Source extract =
%%

As written by Truman Capote, there is no real reason for this affair except lust and mutual attraction between two very good looking people. Cheapness, in other words. De Sica jumps on this moral lapse by populating the movie with an almost constant parade of quirky male characters, who peer and rubberneck at the couple in the very public setting of the train station. These spectators seem to know the tense twosome are having an affair, and they want to be in on the spectacle, peering through the keyhole as it were, while simultaneously approving or disapproving via gestures and facial expressions. De Sica's point, which Monty reitereates, is that men run Italy. Just ask that crazy broad who killed her roommate.

Jones' nephew is played by the great Richard Beymer of "West Side Story" and "Twin Peaks" fame. He has had a seven decade career but is fifteen here - tall and handsome, but still a kid - and he very clearly has a crush on his stunningly beautiful Aunt, whose rescue he comes to when he sees Monty slap her. He doesn't trust Monty from the moment he sees him, and Monty wears an unfriendly scowl throughout their introduction. All he wants is Jennifer Jones, no kids please, no excess baggage. He even tells her, "I don't want to hear anymore about your family." If they hadn't cast Mongomery Clift as "Giovanni", the character would be entirely unsympathetic, wanting this foolish woman to leave her family after a weeks-long fling in a foreign country on a whim. She even says, "I just thought I'd have a little adventure." But Monty doesn't see it that way and lets her know it. He's in love, Italian style, where what a man says, goes. But nephew Beymer keeps turning up: around corners, near the gift shop gift, in front of the police station, because he knows Monty is up to no good. Again, this is a real-time "conversation" movie like the "Sunset/Sunrise" pictures of Richard Linklater. The difference is that this movie is more romantically tragic.

%%

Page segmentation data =

%%

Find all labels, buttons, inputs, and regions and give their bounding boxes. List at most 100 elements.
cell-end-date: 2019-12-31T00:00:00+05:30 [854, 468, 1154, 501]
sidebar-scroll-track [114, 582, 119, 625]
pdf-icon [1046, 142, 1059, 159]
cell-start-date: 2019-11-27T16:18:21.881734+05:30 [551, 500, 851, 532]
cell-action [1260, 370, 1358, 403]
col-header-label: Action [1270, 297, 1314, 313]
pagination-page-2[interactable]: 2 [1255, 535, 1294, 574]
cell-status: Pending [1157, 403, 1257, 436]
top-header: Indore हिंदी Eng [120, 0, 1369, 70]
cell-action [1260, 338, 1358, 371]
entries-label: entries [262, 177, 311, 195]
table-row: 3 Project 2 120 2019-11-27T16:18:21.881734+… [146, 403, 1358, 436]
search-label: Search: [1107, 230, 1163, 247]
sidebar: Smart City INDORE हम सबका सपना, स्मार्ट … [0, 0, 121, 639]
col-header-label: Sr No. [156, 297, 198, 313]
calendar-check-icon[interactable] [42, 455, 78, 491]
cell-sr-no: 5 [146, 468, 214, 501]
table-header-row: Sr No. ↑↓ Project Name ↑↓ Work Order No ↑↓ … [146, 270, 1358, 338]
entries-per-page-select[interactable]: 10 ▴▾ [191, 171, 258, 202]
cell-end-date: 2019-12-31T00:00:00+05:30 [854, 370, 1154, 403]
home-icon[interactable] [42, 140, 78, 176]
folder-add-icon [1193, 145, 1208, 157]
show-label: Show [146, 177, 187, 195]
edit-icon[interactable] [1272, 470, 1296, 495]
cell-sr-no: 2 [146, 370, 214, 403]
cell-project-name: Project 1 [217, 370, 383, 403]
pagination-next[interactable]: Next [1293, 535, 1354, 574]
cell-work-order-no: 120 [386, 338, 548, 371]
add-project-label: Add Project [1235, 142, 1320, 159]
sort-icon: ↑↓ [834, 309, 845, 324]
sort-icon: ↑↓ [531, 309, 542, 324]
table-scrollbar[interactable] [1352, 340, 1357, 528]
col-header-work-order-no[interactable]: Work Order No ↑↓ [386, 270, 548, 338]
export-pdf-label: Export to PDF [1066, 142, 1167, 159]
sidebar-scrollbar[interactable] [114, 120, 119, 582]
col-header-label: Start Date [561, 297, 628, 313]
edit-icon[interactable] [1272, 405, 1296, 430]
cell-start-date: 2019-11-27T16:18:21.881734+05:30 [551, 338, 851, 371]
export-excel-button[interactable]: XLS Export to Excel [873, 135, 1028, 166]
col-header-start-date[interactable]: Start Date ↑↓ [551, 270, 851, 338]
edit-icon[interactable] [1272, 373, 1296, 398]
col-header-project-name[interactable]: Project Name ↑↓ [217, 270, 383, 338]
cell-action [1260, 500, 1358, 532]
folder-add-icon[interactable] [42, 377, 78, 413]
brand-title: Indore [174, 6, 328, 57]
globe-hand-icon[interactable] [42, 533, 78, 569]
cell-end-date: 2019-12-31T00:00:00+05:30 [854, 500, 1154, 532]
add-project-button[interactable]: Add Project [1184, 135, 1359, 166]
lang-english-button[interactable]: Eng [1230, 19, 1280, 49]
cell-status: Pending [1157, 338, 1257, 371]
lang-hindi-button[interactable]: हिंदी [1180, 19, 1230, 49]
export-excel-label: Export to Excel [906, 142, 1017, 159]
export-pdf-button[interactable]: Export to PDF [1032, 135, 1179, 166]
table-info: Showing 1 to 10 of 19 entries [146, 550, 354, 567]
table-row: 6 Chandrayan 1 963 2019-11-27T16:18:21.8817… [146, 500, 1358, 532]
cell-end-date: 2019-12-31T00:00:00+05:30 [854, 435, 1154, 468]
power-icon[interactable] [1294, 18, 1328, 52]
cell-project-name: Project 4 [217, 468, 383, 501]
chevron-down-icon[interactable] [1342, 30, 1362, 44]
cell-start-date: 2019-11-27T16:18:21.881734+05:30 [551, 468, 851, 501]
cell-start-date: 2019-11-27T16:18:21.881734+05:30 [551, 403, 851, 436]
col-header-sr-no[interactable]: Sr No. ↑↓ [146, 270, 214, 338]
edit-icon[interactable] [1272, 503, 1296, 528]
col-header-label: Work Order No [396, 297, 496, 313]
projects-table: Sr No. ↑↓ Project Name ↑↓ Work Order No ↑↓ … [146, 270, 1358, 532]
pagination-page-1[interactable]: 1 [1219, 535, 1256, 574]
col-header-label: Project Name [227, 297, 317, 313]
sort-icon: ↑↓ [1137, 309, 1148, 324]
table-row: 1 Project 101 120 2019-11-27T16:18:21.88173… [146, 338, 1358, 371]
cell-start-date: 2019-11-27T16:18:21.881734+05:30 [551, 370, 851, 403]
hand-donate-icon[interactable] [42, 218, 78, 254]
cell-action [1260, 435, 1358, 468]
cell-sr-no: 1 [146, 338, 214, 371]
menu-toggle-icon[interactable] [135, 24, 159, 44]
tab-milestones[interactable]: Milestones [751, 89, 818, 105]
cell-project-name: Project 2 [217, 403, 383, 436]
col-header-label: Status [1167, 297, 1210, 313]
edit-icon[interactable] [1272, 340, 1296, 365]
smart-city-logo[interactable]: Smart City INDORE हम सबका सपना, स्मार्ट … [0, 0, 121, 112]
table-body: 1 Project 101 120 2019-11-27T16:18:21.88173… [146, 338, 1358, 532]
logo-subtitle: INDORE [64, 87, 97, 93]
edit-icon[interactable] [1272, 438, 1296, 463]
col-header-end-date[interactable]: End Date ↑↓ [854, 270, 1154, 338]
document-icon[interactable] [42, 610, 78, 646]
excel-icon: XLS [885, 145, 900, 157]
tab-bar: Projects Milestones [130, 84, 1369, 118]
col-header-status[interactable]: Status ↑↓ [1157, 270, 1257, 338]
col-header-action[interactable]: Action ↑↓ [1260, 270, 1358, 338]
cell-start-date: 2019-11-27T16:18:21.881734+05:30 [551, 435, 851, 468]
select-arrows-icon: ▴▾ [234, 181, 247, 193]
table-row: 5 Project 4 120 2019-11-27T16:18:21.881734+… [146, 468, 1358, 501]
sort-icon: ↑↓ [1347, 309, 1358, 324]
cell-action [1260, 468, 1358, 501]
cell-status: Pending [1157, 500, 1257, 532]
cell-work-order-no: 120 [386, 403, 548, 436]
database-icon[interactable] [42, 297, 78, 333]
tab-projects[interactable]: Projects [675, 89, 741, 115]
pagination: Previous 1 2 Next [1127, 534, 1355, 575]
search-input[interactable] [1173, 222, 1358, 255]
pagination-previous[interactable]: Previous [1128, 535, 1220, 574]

%%

Task A =
In the film review, how old is Richard Beymer in the movie?
Task B =
Set down the stretch of the film review from "As written by" through "killed her roommate.".
Task C =
Write the next part of the film review, picking up after its final sentence.
The data above is separate material and has no connection to the film review.

Output A =
He is fifteen.

Output B =
As written by Truman Capote, there is no real reason for this affair except lust and mutual attraction between two very good looking people. Cheapness, in other words. De Sica jumps on this moral lapse by populating the movie with an almost constant parade of quirky male characters, who peer and rubberneck at the couple in the very public setting of the train station. These spectators seem to know the tense twosome are having an affair, and they want to be in on the spectacle, peering through the keyhole as it were, while simultaneously approving or disapproving via gestures and facial expressions. De Sica's point, which Monty reitereates, is that men run Italy. Just ask that crazy broad who killed her roommate.

Output C =
The acting is tremendous. Jones uses a lot of facial tics and eye movements, but those only add to her considerable allure. She is my favorite actress (tied with Gene Tierney) ever since I saw her in "Portrait of Jennie". Both ladies, in their roles, get to the bottom of the human heart, and both suffered from mental illness in real life. As great as Monty is, he's second banana to Jones here, playing a hard-guy macho male, a chauvinist who cares for nothing except what he wants. He even says to her, early on, "You think I don't know what it is to want?" This is in response to her agonising over whether to leave her husband and daughter for a man she hardly knows but who has apparently lit her fire, big time. She has broached the subject by suggesting that Monty, being single, can't possibly know what it's like to be trapped in an unfulfilling marriage. "You don't know what it is to want," she tells him, meaning romance, and Monty shuts her down by overriding her, because he wants lust: "Oh yeah? I don't know what it is to want, eh?"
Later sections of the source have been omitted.